● **WHAT IS NEEDED**:
Review the material line by line. Identify and copy every line that contains the string "Klarna".

## START TASK MATERIAL

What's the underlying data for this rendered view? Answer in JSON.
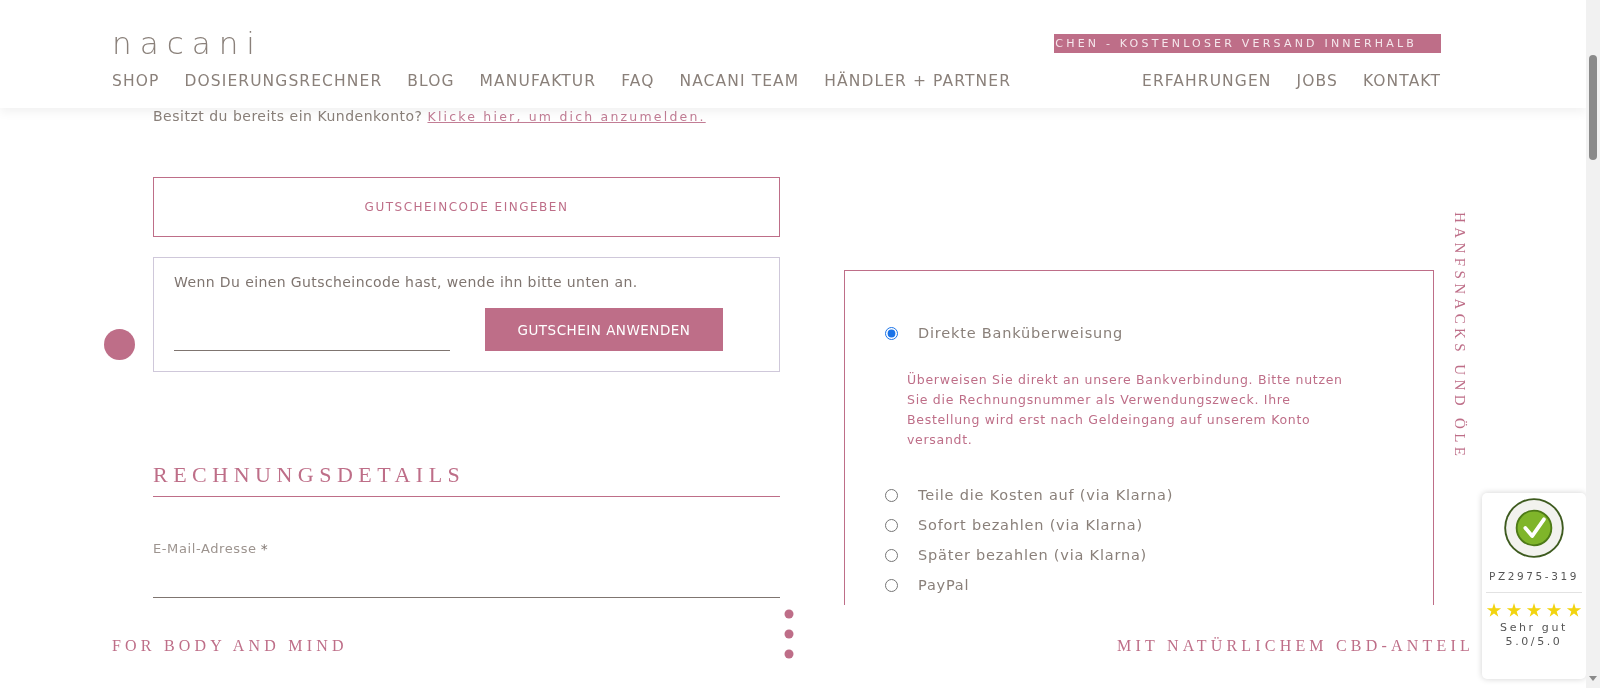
{
  "header": {
    "logo": "nacani",
    "ticker": "CHEN - KOSTENLOSER VERSAND INNERHALB",
    "nav_left": [
      "SHOP",
      "DOSIERUNGSRECHNER",
      "BLOG",
      "MANUFAKTUR",
      "FAQ",
      "NACANI TEAM",
      "HÄNDLER + PARTNER"
    ],
    "nav_right": [
      "ERFAHRUNGEN",
      "JOBS",
      "KONTAKT"
    ]
  },
  "login_prompt": {
    "text": "Besitzt du bereits ein Kundenkonto?",
    "link": "Klicke hier, um dich anzumelden."
  },
  "coupon": {
    "toggle": "GUTSCHEINCODE EINGEBEN",
    "hint": "Wenn Du einen Gutscheincode hast, wende ihn bitte unten an.",
    "button": "GUTSCHEIN ANWENDEN"
  },
  "billing": {
    "heading": "RECHNUNGSDETAILS",
    "email_label": "E-Mail-Adresse",
    "required_mark": "*"
  },
  "payment_methods": [
    {
      "label": "Direkte Banküberweisung",
      "selected": true,
      "description": "Überweisen Sie direkt an unsere Bankverbindung. Bitte nutzen Sie die Rechnungsnummer als Verwendungszweck. Ihre Bestellung wird erst nach Geldeingang auf unserem Konto versandt."
    },
    {
      "label": "Teile die Kosten auf (via Klarna)",
      "selected": false
    },
    {
      "label": "Sofort bezahlen (via Klarna)",
      "selected": false
    },
    {
      "label": "Später bezahlen (via Klarna)",
      "selected": false
    },
    {
      "label": "PayPal",
      "selected": false
    }
  ],
  "side_text": "HANFSNACKS UND ÖLE",
  "footer_strip": {
    "left": "FOR BODY AND MIND",
    "right": "MIT NATÜRLICHEM CBD-ANTEIL"
  },
  "trust_badge": {
    "id": "PZ2975-319",
    "stars": 5,
    "rating": "Sehr gut",
    "score": "5.0/5.0"
  }
}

## END TASK MATERIAL

● **RESULT FOR THIS EXERCISE**:
      "label": "Teile die Kosten auf (via Klarna)",
      "label": "Sofort bezahlen (via Klarna)",
      "label": "Später bezahlen (via Klarna)",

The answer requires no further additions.